Starting at the line that contains "localize each UI" and ending at the line that contains "data-point: [566, 769, 591, 794]", with both included, express the records below as a JSON list of strings. Give one string per line, skip blank lines, and leave the pictures out.

Records provided:

· · · · · · ·

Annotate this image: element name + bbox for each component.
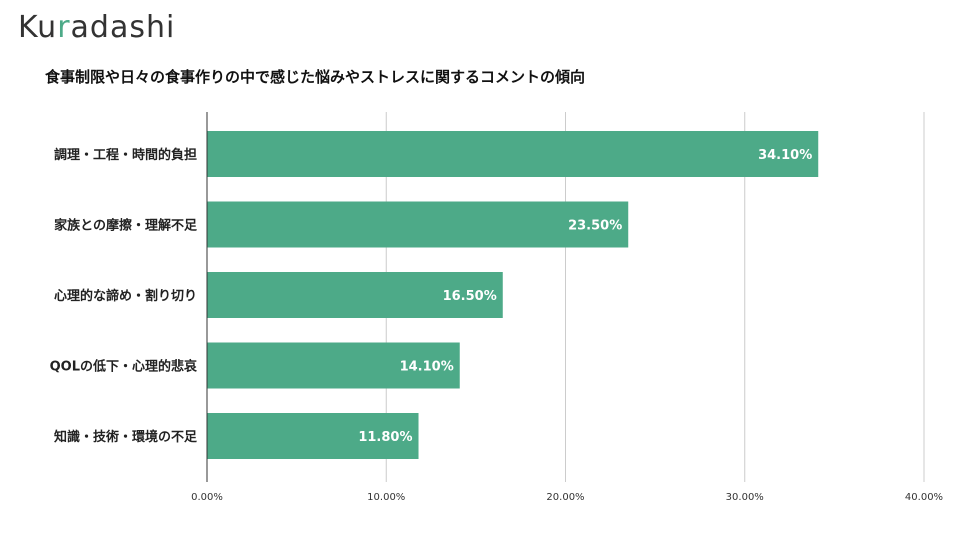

· · · · · · ·

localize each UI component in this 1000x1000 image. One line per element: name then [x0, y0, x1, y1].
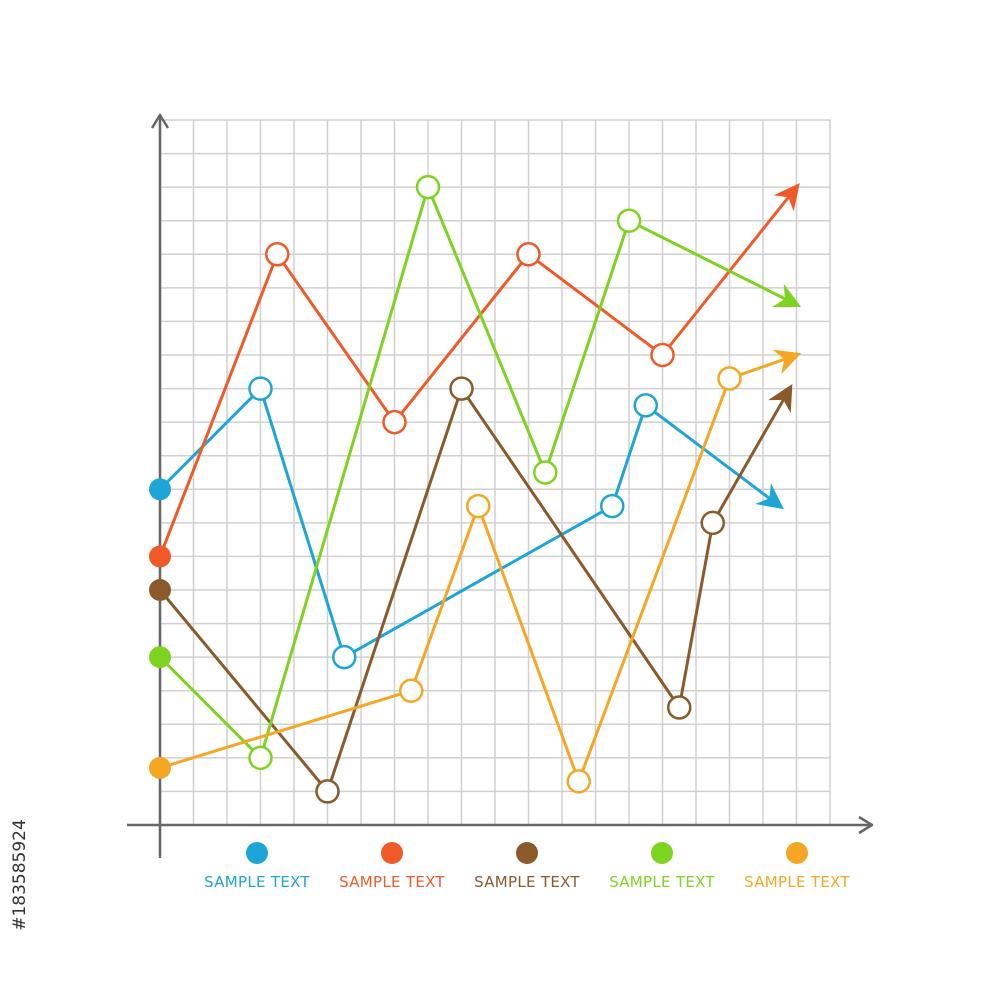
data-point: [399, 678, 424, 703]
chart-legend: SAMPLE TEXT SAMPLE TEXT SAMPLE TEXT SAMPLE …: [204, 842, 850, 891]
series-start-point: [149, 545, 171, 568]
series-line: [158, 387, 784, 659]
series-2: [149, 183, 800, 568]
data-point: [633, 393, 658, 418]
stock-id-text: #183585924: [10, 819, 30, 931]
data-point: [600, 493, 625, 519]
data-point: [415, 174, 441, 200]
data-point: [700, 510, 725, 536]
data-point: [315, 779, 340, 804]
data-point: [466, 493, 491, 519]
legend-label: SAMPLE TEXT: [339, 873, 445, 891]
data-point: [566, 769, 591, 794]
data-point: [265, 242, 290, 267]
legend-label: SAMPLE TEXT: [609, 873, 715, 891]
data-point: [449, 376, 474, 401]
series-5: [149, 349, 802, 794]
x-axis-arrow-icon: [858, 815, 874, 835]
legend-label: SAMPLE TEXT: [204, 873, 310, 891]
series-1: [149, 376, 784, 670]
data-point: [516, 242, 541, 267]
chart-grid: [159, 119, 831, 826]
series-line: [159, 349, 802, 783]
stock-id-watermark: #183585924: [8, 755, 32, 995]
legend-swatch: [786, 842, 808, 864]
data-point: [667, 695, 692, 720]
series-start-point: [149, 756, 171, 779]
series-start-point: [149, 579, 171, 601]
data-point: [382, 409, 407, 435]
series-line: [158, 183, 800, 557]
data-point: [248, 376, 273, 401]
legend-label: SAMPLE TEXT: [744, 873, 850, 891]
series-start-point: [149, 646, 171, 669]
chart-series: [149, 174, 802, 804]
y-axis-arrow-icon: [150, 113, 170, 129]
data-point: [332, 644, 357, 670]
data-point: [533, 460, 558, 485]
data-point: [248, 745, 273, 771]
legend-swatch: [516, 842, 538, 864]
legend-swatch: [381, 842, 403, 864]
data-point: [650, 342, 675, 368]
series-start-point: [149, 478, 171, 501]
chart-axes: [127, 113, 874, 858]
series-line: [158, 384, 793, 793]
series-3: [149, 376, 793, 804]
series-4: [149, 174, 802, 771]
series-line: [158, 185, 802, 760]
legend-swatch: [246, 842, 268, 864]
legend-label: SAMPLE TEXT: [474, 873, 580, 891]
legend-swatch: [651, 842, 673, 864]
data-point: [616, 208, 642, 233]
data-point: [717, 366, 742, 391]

· · · · · · ·

Full solution:
[
  "localize each UI component in this 1000x1000 image. One line per element: name then [x0, y0, x1, y1].",
  "data-point: [399, 678, 424, 703]",
  "chart-legend: SAMPLE TEXT SAMPLE TEXT SAMPLE TEXT SAMPLE …: [204, 842, 850, 891]",
  "series-start-point: [149, 545, 171, 568]",
  "series-line: [158, 387, 784, 659]",
  "series-2: [149, 183, 800, 568]",
  "data-point: [633, 393, 658, 418]",
  "stock-id-text: #183585924: [10, 819, 30, 931]",
  "data-point: [600, 493, 625, 519]",
  "data-point: [415, 174, 441, 200]",
  "data-point: [700, 510, 725, 536]",
  "data-point: [315, 779, 340, 804]",
  "data-point: [466, 493, 491, 519]",
  "legend-label: SAMPLE TEXT: [339, 873, 445, 891]",
  "data-point: [566, 769, 591, 794]"
]